WHAT YOU SHOULD DO
Transcribe each of the records below exactly, excluding all pictures.

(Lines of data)
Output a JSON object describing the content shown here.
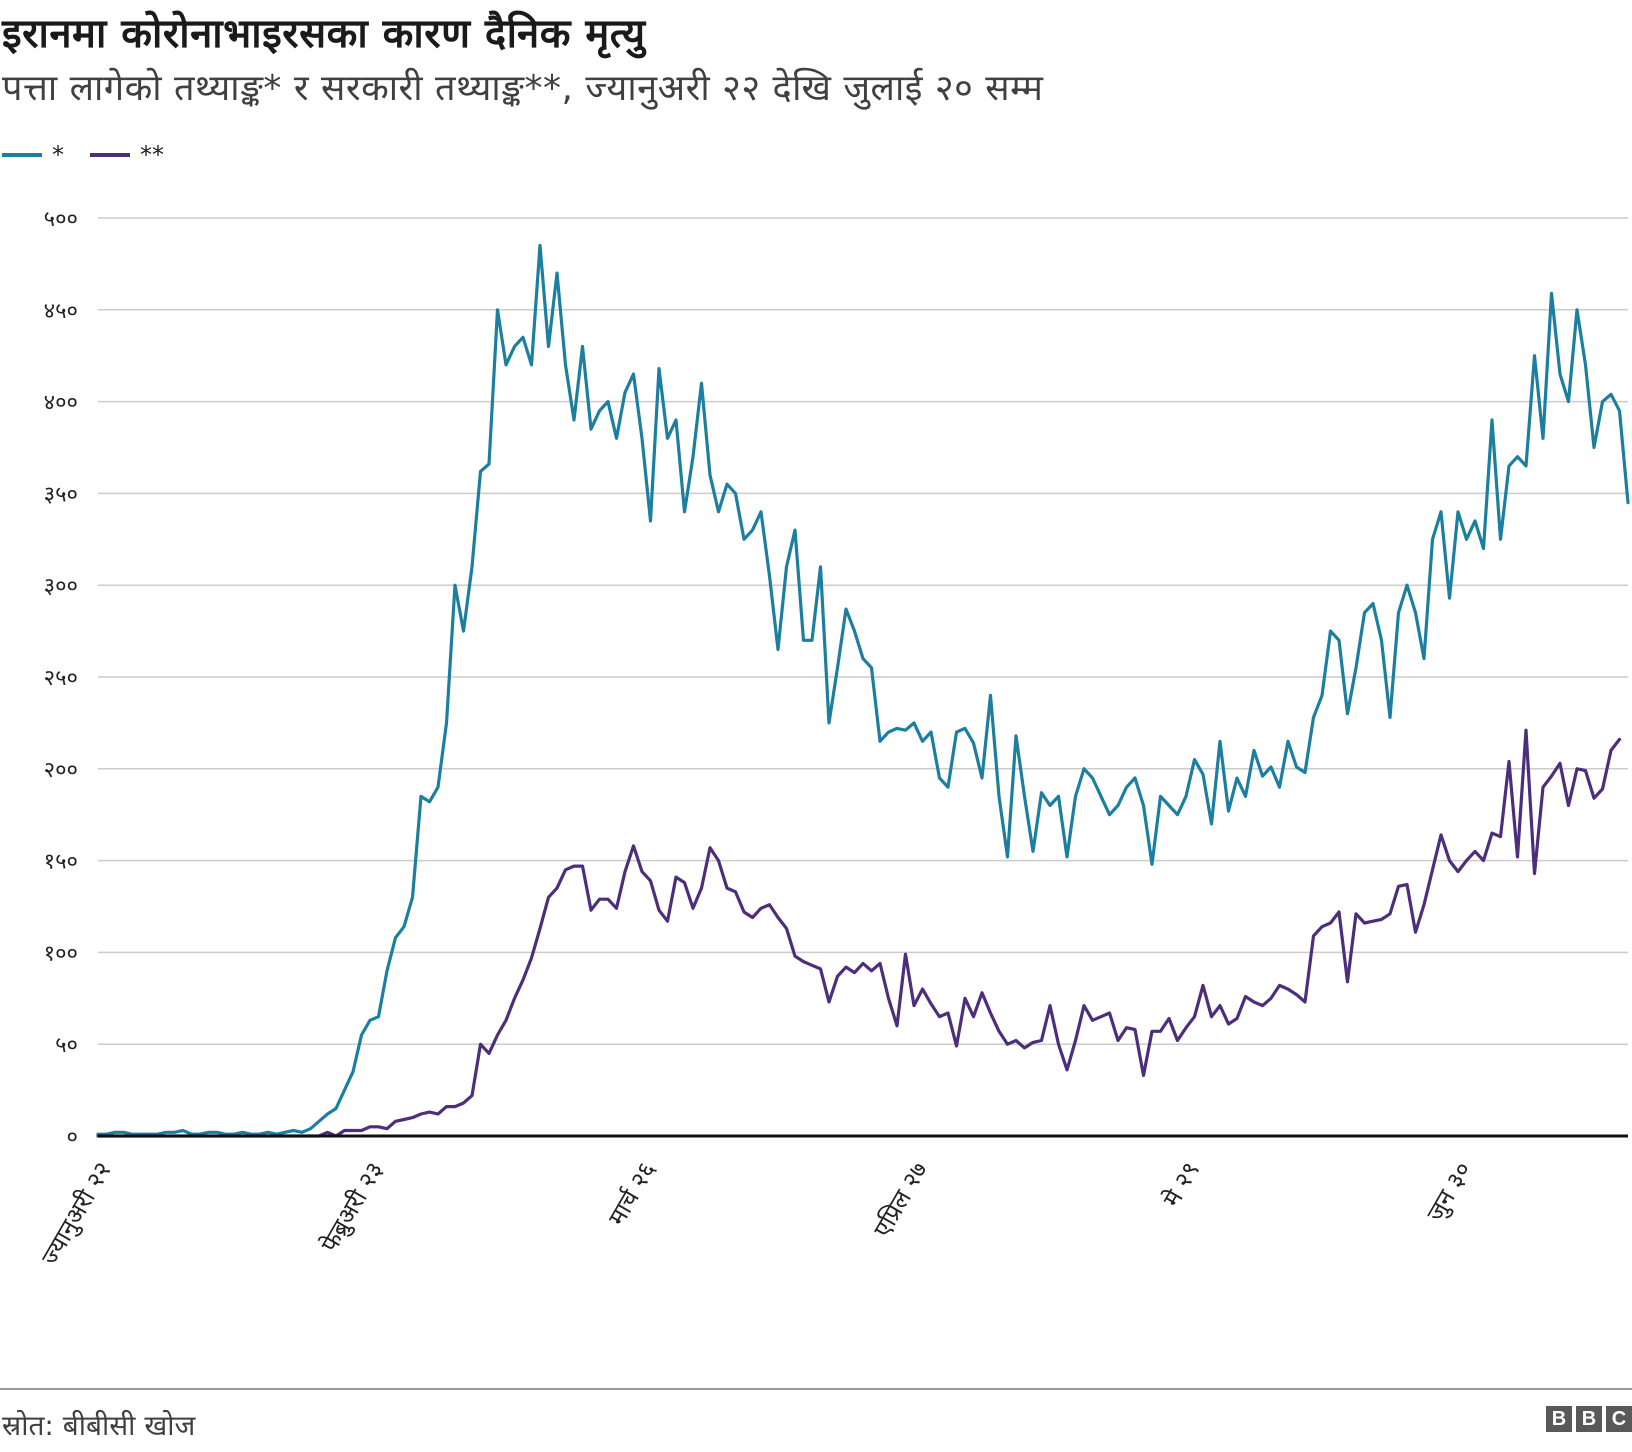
{
  "title": "इरानमा कोरोनाभाइरसका कारण दैनिक मृत्यु",
  "subtitle": "पत्ता लागेको तथ्याङ्क* र सरकारी तथ्याङ्क**, ज्यानुअरी २२ देखि जुलाई २० सम्म",
  "legend": [
    {
      "label": "*",
      "color": "#1c7fa0"
    },
    {
      "label": "**",
      "color": "#4d2e7b"
    }
  ],
  "source": "स्रोत: बीबीसी खोज",
  "logo": "BBC",
  "chart_data": {
    "type": "line",
    "title": "इरानमा कोरोनाभाइरसका कारण दैनिक मृत्यु",
    "xlabel": "",
    "ylabel": "",
    "x_start": "2020-01-22",
    "x_end": "2020-07-20",
    "ylim": [
      0,
      500
    ],
    "grid": true,
    "legend_position": "top-left",
    "y_ticks": [
      0,
      50,
      100,
      150,
      200,
      250,
      300,
      350,
      400,
      450,
      500
    ],
    "y_tick_labels": [
      "०",
      "५०",
      "१००",
      "१५०",
      "२००",
      "२५०",
      "३००",
      "३५०",
      "४००",
      "४५०",
      "५००"
    ],
    "x_ticks": [
      {
        "date": "2020-01-22",
        "label": "ज्यानुअरी २२"
      },
      {
        "date": "2020-02-23",
        "label": "फेब्रुअरी २३"
      },
      {
        "date": "2020-03-26",
        "label": "मार्च २६"
      },
      {
        "date": "2020-04-27",
        "label": "एप्रिल २७"
      },
      {
        "date": "2020-05-29",
        "label": "मे २९"
      },
      {
        "date": "2020-06-30",
        "label": "जुन ३०"
      }
    ],
    "series": [
      {
        "name": "*",
        "color": "#1c7fa0",
        "values": [
          1,
          1,
          2,
          2,
          1,
          1,
          1,
          1,
          2,
          2,
          3,
          1,
          1,
          2,
          2,
          1,
          1,
          2,
          1,
          1,
          2,
          1,
          2,
          3,
          2,
          4,
          8,
          12,
          15,
          25,
          35,
          55,
          63,
          65,
          90,
          108,
          114,
          130,
          185,
          182,
          190,
          225,
          300,
          275,
          310,
          362,
          366,
          450,
          420,
          430,
          435,
          420,
          485,
          430,
          470,
          420,
          390,
          430,
          385,
          395,
          400,
          380,
          405,
          415,
          380,
          335,
          418,
          380,
          390,
          340,
          370,
          410,
          360,
          340,
          355,
          350,
          325,
          330,
          340,
          305,
          265,
          310,
          330,
          270,
          270,
          310,
          225,
          255,
          287,
          275,
          260,
          255,
          215,
          220,
          222,
          221,
          225,
          215,
          220,
          195,
          190,
          220,
          222,
          214,
          195,
          240,
          185,
          152,
          218,
          185,
          155,
          187,
          180,
          185,
          152,
          185,
          200,
          195,
          185,
          175,
          180,
          190,
          195,
          180,
          148,
          185,
          180,
          175,
          185,
          205,
          197,
          170,
          215,
          177,
          195,
          185,
          210,
          196,
          201,
          190,
          215,
          201,
          198,
          228,
          240,
          275,
          270,
          230,
          255,
          285,
          290,
          270,
          228,
          285,
          300,
          285,
          260,
          325,
          340,
          293,
          340,
          325,
          335,
          320,
          390,
          325,
          365,
          370,
          365,
          425,
          380,
          459,
          415,
          400,
          450,
          420,
          375,
          400,
          404,
          395,
          345
        ]
      },
      {
        "name": "**",
        "color": "#4d2e7b",
        "values": [
          0,
          0,
          0,
          0,
          0,
          0,
          0,
          0,
          0,
          0,
          0,
          0,
          0,
          0,
          0,
          0,
          0,
          0,
          0,
          0,
          0,
          0,
          0,
          0,
          0,
          0,
          0,
          2,
          0,
          3,
          3,
          3,
          5,
          5,
          4,
          8,
          9,
          10,
          12,
          13,
          12,
          16,
          16,
          18,
          22,
          50,
          45,
          55,
          63,
          75,
          85,
          97,
          113,
          130,
          135,
          145,
          147,
          147,
          123,
          129,
          129,
          124,
          144,
          158,
          144,
          139,
          123,
          117,
          141,
          138,
          124,
          135,
          157,
          150,
          135,
          133,
          122,
          119,
          124,
          126,
          119,
          113,
          98,
          95,
          93,
          91,
          73,
          87,
          92,
          89,
          94,
          90,
          94,
          75,
          60,
          99,
          71,
          80,
          72,
          65,
          67,
          49,
          75,
          65,
          78,
          67,
          57,
          50,
          52,
          48,
          51,
          52,
          71,
          50,
          36,
          52,
          71,
          63,
          65,
          67,
          52,
          59,
          58,
          33,
          57,
          57,
          64,
          52,
          59,
          65,
          82,
          65,
          71,
          61,
          64,
          76,
          73,
          71,
          75,
          82,
          80,
          77,
          73,
          109,
          114,
          116,
          122,
          84,
          121,
          116,
          117,
          118,
          121,
          136,
          137,
          111,
          126,
          145,
          164,
          150,
          144,
          150,
          155,
          150,
          165,
          163,
          204,
          152,
          221,
          143,
          190,
          196,
          203,
          180,
          200,
          199,
          184,
          189,
          210,
          216
        ]
      }
    ]
  }
}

RESULT OF THIS EXERCISE
Output a JSON object describing the content shown here.
{
  "title": "इरानमा कोरोनाभाइरसका कारण दैनिक मृत्यु",
  "subtitle": "पत्ता लागेको तथ्याङ्क* र सरकारी तथ्याङ्क**, ज्यानुअरी २२ देखि जुलाई २० सम्म",
  "legend": [
    {
      "label": "*",
      "color": "#1c7fa0"
    },
    {
      "label": "**",
      "color": "#4d2e7b"
    }
  ],
  "source": "स्रोत: बीबीसी खोज",
  "logo": "BBC",
  "chart_data": {
    "type": "line",
    "title": "इरानमा कोरोनाभाइरसका कारण दैनिक मृत्यु",
    "xlabel": "",
    "ylabel": "",
    "x_start": "2020-01-22",
    "x_end": "2020-07-20",
    "ylim": [
      0,
      500
    ],
    "grid": true,
    "legend_position": "top-left",
    "y_ticks": [
      0,
      50,
      100,
      150,
      200,
      250,
      300,
      350,
      400,
      450,
      500
    ],
    "y_tick_labels": [
      "०",
      "५०",
      "१००",
      "१५०",
      "२००",
      "२५०",
      "३००",
      "३५०",
      "४००",
      "४५०",
      "५००"
    ],
    "x_ticks": [
      {
        "date": "2020-01-22",
        "label": "ज्यानुअरी २२"
      },
      {
        "date": "2020-02-23",
        "label": "फेब्रुअरी २३"
      },
      {
        "date": "2020-03-26",
        "label": "मार्च २६"
      },
      {
        "date": "2020-04-27",
        "label": "एप्रिल २७"
      },
      {
        "date": "2020-05-29",
        "label": "मे २९"
      },
      {
        "date": "2020-06-30",
        "label": "जुन ३०"
      }
    ],
    "series": [
      {
        "name": "*",
        "color": "#1c7fa0",
        "values": [
          1,
          1,
          2,
          2,
          1,
          1,
          1,
          1,
          2,
          2,
          3,
          1,
          1,
          2,
          2,
          1,
          1,
          2,
          1,
          1,
          2,
          1,
          2,
          3,
          2,
          4,
          8,
          12,
          15,
          25,
          35,
          55,
          63,
          65,
          90,
          108,
          114,
          130,
          185,
          182,
          190,
          225,
          300,
          275,
          310,
          362,
          366,
          450,
          420,
          430,
          435,
          420,
          485,
          430,
          470,
          420,
          390,
          430,
          385,
          395,
          400,
          380,
          405,
          415,
          380,
          335,
          418,
          380,
          390,
          340,
          370,
          410,
          360,
          340,
          355,
          350,
          325,
          330,
          340,
          305,
          265,
          310,
          330,
          270,
          270,
          310,
          225,
          255,
          287,
          275,
          260,
          255,
          215,
          220,
          222,
          221,
          225,
          215,
          220,
          195,
          190,
          220,
          222,
          214,
          195,
          240,
          185,
          152,
          218,
          185,
          155,
          187,
          180,
          185,
          152,
          185,
          200,
          195,
          185,
          175,
          180,
          190,
          195,
          180,
          148,
          185,
          180,
          175,
          185,
          205,
          197,
          170,
          215,
          177,
          195,
          185,
          210,
          196,
          201,
          190,
          215,
          201,
          198,
          228,
          240,
          275,
          270,
          230,
          255,
          285,
          290,
          270,
          228,
          285,
          300,
          285,
          260,
          325,
          340,
          293,
          340,
          325,
          335,
          320,
          390,
          325,
          365,
          370,
          365,
          425,
          380,
          459,
          415,
          400,
          450,
          420,
          375,
          400,
          404,
          395,
          345
        ]
      },
      {
        "name": "**",
        "color": "#4d2e7b",
        "values": [
          0,
          0,
          0,
          0,
          0,
          0,
          0,
          0,
          0,
          0,
          0,
          0,
          0,
          0,
          0,
          0,
          0,
          0,
          0,
          0,
          0,
          0,
          0,
          0,
          0,
          0,
          0,
          2,
          0,
          3,
          3,
          3,
          5,
          5,
          4,
          8,
          9,
          10,
          12,
          13,
          12,
          16,
          16,
          18,
          22,
          50,
          45,
          55,
          63,
          75,
          85,
          97,
          113,
          130,
          135,
          145,
          147,
          147,
          123,
          129,
          129,
          124,
          144,
          158,
          144,
          139,
          123,
          117,
          141,
          138,
          124,
          135,
          157,
          150,
          135,
          133,
          122,
          119,
          124,
          126,
          119,
          113,
          98,
          95,
          93,
          91,
          73,
          87,
          92,
          89,
          94,
          90,
          94,
          75,
          60,
          99,
          71,
          80,
          72,
          65,
          67,
          49,
          75,
          65,
          78,
          67,
          57,
          50,
          52,
          48,
          51,
          52,
          71,
          50,
          36,
          52,
          71,
          63,
          65,
          67,
          52,
          59,
          58,
          33,
          57,
          57,
          64,
          52,
          59,
          65,
          82,
          65,
          71,
          61,
          64,
          76,
          73,
          71,
          75,
          82,
          80,
          77,
          73,
          109,
          114,
          116,
          122,
          84,
          121,
          116,
          117,
          118,
          121,
          136,
          137,
          111,
          126,
          145,
          164,
          150,
          144,
          150,
          155,
          150,
          165,
          163,
          204,
          152,
          221,
          143,
          190,
          196,
          203,
          180,
          200,
          199,
          184,
          189,
          210,
          216
        ]
      }
    ]
  }
}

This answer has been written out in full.